> _Material for the task_
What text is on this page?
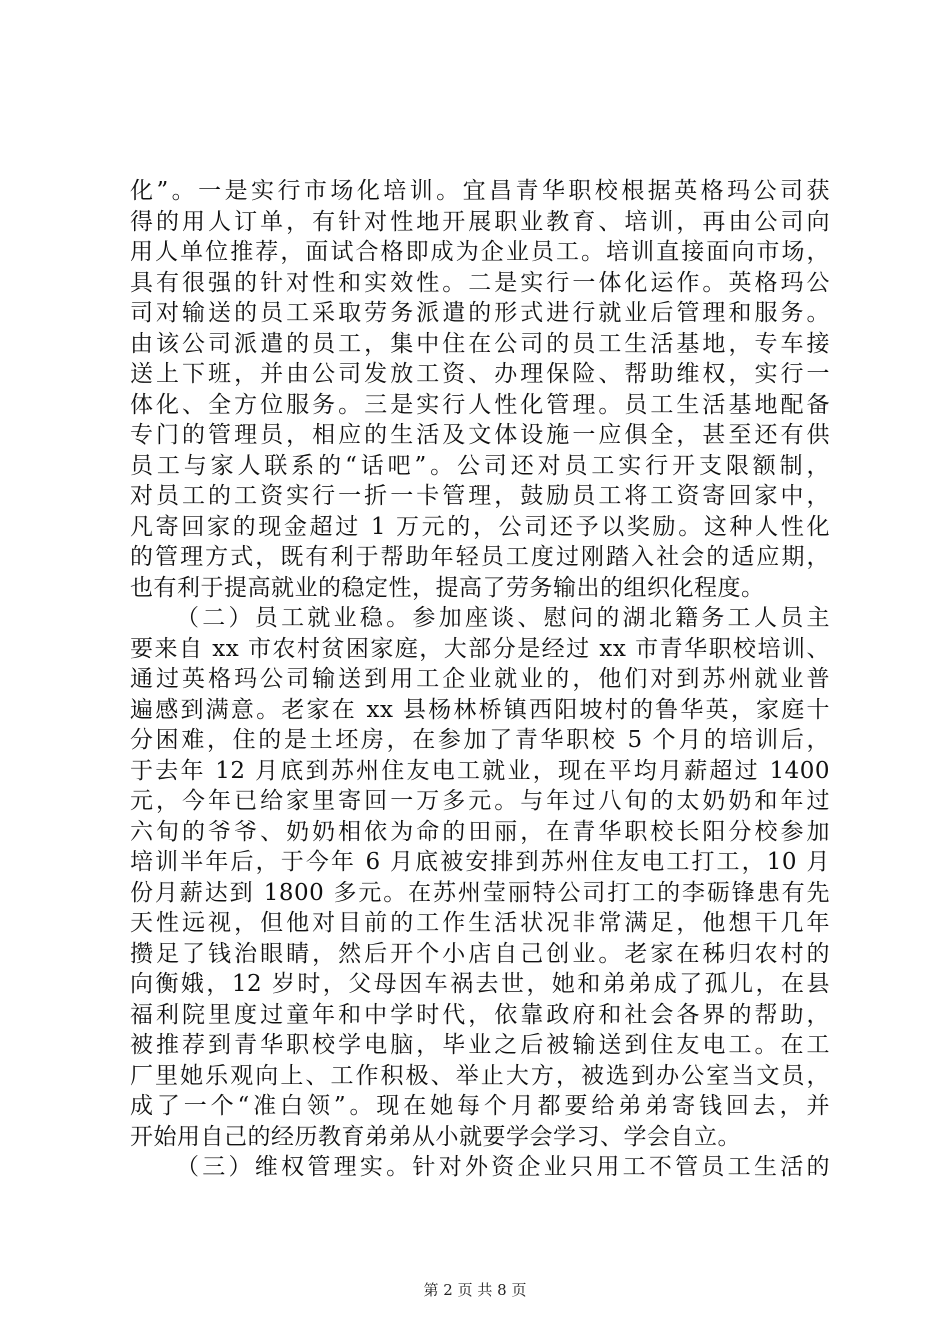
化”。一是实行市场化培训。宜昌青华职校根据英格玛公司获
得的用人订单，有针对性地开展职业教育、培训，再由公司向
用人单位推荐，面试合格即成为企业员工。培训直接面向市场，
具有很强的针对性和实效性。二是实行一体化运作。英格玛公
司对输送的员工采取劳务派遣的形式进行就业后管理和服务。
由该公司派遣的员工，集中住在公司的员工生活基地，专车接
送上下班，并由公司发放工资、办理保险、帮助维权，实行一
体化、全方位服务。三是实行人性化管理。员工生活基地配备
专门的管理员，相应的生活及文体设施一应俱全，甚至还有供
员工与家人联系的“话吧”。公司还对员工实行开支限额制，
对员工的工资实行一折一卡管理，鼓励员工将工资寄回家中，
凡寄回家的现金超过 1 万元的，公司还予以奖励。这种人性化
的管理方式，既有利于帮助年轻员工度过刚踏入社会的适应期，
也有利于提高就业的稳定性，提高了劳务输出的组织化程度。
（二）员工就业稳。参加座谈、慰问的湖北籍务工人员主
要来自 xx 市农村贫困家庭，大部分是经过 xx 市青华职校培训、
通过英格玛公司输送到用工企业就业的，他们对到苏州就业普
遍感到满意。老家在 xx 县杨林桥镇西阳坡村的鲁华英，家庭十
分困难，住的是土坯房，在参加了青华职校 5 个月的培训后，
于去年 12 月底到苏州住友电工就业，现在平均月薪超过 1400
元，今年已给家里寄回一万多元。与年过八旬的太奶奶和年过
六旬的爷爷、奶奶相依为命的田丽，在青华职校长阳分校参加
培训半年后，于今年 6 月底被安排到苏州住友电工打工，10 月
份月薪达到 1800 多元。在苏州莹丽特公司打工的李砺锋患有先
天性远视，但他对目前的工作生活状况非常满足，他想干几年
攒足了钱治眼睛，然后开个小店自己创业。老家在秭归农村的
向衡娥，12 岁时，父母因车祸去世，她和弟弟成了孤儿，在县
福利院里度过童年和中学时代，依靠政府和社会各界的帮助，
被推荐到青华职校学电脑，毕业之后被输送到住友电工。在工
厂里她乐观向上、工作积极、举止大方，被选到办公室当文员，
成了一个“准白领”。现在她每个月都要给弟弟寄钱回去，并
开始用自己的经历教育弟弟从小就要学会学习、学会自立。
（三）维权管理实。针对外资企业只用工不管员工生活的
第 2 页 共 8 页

> _Task prompt_
Leave out the pictures and repeat everything else in the records exactly.

> _Final answer_
What text is on this page?
化”。一是实行市场化培训。宜昌青华职校根据英格玛公司获
得的用人订单，有针对性地开展职业教育、培训，再由公司向
用人单位推荐，面试合格即成为企业员工。培训直接面向市场，
具有很强的针对性和实效性。二是实行一体化运作。英格玛公
司对输送的员工采取劳务派遣的形式进行就业后管理和服务。
由该公司派遣的员工，集中住在公司的员工生活基地，专车接
送上下班，并由公司发放工资、办理保险、帮助维权，实行一
体化、全方位服务。三是实行人性化管理。员工生活基地配备
专门的管理员，相应的生活及文体设施一应俱全，甚至还有供
员工与家人联系的“话吧”。公司还对员工实行开支限额制，
对员工的工资实行一折一卡管理，鼓励员工将工资寄回家中，
凡寄回家的现金超过 1 万元的，公司还予以奖励。这种人性化
的管理方式，既有利于帮助年轻员工度过刚踏入社会的适应期，
也有利于提高就业的稳定性，提高了劳务输出的组织化程度。
（二）员工就业稳。参加座谈、慰问的湖北籍务工人员主
要来自 xx 市农村贫困家庭，大部分是经过 xx 市青华职校培训、
通过英格玛公司输送到用工企业就业的，他们对到苏州就业普
遍感到满意。老家在 xx 县杨林桥镇西阳坡村的鲁华英，家庭十
分困难，住的是土坯房，在参加了青华职校 5 个月的培训后，
于去年 12 月底到苏州住友电工就业，现在平均月薪超过 1400
元，今年已给家里寄回一万多元。与年过八旬的太奶奶和年过
六旬的爷爷、奶奶相依为命的田丽，在青华职校长阳分校参加
培训半年后，于今年 6 月底被安排到苏州住友电工打工，10 月
份月薪达到 1800 多元。在苏州莹丽特公司打工的李砺锋患有先
天性远视，但他对目前的工作生活状况非常满足，他想干几年
攒足了钱治眼睛，然后开个小店自己创业。老家在秭归农村的
向衡娥，12 岁时，父母因车祸去世，她和弟弟成了孤儿，在县
福利院里度过童年和中学时代，依靠政府和社会各界的帮助，
被推荐到青华职校学电脑，毕业之后被输送到住友电工。在工
厂里她乐观向上、工作积极、举止大方，被选到办公室当文员，
成了一个“准白领”。现在她每个月都要给弟弟寄钱回去，并
开始用自己的经历教育弟弟从小就要学会学习、学会自立。
（三）维权管理实。针对外资企业只用工不管员工生活的
第 2 页 共 8 页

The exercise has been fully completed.